| Exercise objective |
Within the records below, find each line that holds the string "JSON", then copy it.

## begin

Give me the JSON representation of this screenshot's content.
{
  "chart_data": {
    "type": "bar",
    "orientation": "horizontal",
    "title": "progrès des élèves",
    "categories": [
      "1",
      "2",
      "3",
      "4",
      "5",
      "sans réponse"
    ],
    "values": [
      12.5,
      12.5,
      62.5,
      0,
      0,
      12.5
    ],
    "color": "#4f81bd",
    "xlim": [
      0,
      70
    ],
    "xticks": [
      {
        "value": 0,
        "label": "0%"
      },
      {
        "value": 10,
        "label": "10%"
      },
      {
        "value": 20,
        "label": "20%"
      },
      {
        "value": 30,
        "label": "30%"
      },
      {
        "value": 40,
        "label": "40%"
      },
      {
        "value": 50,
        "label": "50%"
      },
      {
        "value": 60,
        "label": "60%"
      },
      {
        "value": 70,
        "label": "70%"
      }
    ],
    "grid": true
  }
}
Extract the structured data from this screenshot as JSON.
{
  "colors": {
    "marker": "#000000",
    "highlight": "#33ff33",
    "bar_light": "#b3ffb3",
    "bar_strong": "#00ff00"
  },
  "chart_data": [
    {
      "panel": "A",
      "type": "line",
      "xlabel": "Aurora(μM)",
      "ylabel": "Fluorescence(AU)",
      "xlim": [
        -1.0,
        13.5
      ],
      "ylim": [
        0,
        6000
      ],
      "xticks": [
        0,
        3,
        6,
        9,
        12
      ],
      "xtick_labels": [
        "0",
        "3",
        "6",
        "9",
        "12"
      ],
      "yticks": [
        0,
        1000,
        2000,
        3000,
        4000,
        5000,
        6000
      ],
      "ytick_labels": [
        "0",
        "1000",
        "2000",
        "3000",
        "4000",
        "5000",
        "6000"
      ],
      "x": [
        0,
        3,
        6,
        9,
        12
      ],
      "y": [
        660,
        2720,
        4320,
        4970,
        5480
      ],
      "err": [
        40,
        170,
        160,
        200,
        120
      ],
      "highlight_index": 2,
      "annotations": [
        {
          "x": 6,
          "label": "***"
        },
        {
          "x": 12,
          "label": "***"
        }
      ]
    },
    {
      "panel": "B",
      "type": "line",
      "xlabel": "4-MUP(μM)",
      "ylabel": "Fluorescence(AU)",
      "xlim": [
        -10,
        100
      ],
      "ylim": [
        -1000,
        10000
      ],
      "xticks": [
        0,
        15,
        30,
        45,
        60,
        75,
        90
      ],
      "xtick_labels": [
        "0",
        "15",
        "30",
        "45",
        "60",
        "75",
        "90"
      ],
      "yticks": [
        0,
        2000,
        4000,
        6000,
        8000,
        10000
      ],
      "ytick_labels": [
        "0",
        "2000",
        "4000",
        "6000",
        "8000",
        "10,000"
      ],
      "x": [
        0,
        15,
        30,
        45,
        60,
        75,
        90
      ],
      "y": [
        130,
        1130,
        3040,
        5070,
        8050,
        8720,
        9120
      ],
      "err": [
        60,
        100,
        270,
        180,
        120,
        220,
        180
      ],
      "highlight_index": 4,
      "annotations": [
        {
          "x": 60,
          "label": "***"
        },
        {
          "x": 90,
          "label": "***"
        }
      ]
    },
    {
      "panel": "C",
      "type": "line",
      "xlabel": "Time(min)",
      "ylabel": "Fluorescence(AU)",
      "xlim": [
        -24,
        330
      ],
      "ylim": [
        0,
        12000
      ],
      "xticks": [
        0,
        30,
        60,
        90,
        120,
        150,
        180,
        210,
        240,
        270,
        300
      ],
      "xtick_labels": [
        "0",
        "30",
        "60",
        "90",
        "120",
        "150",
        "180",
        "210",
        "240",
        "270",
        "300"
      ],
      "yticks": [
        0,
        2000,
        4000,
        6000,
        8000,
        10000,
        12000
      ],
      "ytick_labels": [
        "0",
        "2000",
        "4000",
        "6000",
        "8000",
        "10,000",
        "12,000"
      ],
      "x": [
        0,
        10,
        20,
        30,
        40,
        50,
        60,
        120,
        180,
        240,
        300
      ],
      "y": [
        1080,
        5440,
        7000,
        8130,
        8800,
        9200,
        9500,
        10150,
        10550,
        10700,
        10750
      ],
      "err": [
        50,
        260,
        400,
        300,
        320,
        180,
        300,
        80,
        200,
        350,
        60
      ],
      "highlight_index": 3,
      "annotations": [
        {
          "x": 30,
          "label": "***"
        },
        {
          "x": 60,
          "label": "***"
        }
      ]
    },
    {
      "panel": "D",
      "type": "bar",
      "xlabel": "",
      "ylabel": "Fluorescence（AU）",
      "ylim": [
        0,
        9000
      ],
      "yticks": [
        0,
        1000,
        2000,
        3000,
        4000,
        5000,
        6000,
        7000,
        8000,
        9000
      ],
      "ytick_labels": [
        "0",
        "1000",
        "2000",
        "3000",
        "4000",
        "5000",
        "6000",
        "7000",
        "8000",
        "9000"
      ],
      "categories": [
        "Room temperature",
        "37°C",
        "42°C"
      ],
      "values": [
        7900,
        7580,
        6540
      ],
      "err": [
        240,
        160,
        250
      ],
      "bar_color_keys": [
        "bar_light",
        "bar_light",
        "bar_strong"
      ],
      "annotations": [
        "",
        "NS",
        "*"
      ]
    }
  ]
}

## end

| Output of the task |
Give me the JSON representation of this screenshot's content.
Extract the structured data from this screenshot as JSON.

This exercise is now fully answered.